- _Dataset records_
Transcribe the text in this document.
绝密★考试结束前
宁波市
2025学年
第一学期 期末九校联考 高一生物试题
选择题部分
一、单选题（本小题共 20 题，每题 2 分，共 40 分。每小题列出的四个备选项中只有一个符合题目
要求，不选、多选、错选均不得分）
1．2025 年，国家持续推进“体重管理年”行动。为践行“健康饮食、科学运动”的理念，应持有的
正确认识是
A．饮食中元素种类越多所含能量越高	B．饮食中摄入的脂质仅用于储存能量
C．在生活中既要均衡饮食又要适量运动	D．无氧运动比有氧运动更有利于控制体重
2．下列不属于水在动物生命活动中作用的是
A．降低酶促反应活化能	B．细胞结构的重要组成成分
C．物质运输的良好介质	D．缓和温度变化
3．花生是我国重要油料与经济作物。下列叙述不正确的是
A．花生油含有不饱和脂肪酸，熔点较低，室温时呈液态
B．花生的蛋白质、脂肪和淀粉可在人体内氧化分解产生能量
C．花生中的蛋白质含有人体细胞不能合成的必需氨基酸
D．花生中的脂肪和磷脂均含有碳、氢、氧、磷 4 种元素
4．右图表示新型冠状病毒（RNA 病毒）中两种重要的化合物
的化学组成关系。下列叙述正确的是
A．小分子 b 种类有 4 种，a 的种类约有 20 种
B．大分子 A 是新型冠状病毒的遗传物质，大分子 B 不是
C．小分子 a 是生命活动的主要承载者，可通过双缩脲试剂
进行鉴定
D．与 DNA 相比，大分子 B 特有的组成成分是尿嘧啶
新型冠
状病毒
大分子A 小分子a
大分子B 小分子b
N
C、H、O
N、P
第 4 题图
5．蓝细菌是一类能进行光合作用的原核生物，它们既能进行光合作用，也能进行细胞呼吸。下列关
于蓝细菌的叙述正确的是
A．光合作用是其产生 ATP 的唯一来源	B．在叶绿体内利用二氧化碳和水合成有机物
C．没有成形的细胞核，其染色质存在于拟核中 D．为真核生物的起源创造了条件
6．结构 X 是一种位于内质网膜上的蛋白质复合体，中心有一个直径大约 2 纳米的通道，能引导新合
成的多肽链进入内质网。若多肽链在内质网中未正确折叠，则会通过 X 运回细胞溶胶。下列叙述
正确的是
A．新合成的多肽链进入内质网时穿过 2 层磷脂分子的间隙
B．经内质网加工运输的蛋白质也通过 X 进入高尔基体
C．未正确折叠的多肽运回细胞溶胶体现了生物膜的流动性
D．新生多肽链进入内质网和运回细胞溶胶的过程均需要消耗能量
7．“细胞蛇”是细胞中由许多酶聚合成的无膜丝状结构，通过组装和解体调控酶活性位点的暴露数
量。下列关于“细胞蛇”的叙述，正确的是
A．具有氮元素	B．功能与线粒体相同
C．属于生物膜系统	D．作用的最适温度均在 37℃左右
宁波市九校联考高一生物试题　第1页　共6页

- _Written exercise_
Reproduce each entry above exactly, keeping every word.

- _Full answer_
Transcribe the text in this document.
绝密★考试结束前
宁波市
2025学年
第一学期 期末九校联考 高一生物试题
选择题部分
一、单选题（本小题共 20 题，每题 2 分，共 40 分。每小题列出的四个备选项中只有一个符合题目
要求，不选、多选、错选均不得分）
1．2025 年，国家持续推进“体重管理年”行动。为践行“健康饮食、科学运动”的理念，应持有的
正确认识是
A．饮食中元素种类越多所含能量越高	B．饮食中摄入的脂质仅用于储存能量
C．在生活中既要均衡饮食又要适量运动	D．无氧运动比有氧运动更有利于控制体重
2．下列不属于水在动物生命活动中作用的是
A．降低酶促反应活化能	B．细胞结构的重要组成成分
C．物质运输的良好介质	D．缓和温度变化
3．花生是我国重要油料与经济作物。下列叙述不正确的是
A．花生油含有不饱和脂肪酸，熔点较低，室温时呈液态
B．花生的蛋白质、脂肪和淀粉可在人体内氧化分解产生能量
C．花生中的蛋白质含有人体细胞不能合成的必需氨基酸
D．花生中的脂肪和磷脂均含有碳、氢、氧、磷 4 种元素
4．右图表示新型冠状病毒（RNA 病毒）中两种重要的化合物
的化学组成关系。下列叙述正确的是
A．小分子 b 种类有 4 种，a 的种类约有 20 种
B．大分子 A 是新型冠状病毒的遗传物质，大分子 B 不是
C．小分子 a 是生命活动的主要承载者，可通过双缩脲试剂
进行鉴定
D．与 DNA 相比，大分子 B 特有的组成成分是尿嘧啶
新型冠
状病毒
大分子A 小分子a
大分子B 小分子b
N
C、H、O
N、P
第 4 题图
5．蓝细菌是一类能进行光合作用的原核生物，它们既能进行光合作用，也能进行细胞呼吸。下列关
于蓝细菌的叙述正确的是
A．光合作用是其产生 ATP 的唯一来源	B．在叶绿体内利用二氧化碳和水合成有机物
C．没有成形的细胞核，其染色质存在于拟核中 D．为真核生物的起源创造了条件
6．结构 X 是一种位于内质网膜上的蛋白质复合体，中心有一个直径大约 2 纳米的通道，能引导新合
成的多肽链进入内质网。若多肽链在内质网中未正确折叠，则会通过 X 运回细胞溶胶。下列叙述
正确的是
A．新合成的多肽链进入内质网时穿过 2 层磷脂分子的间隙
B．经内质网加工运输的蛋白质也通过 X 进入高尔基体
C．未正确折叠的多肽运回细胞溶胶体现了生物膜的流动性
D．新生多肽链进入内质网和运回细胞溶胶的过程均需要消耗能量
7．“细胞蛇”是细胞中由许多酶聚合成的无膜丝状结构，通过组装和解体调控酶活性位点的暴露数
量。下列关于“细胞蛇”的叙述，正确的是
A．具有氮元素	B．功能与线粒体相同
C．属于生物膜系统	D．作用的最适温度均在 37℃左右
宁波市九校联考高一生物试题　第1页　共6页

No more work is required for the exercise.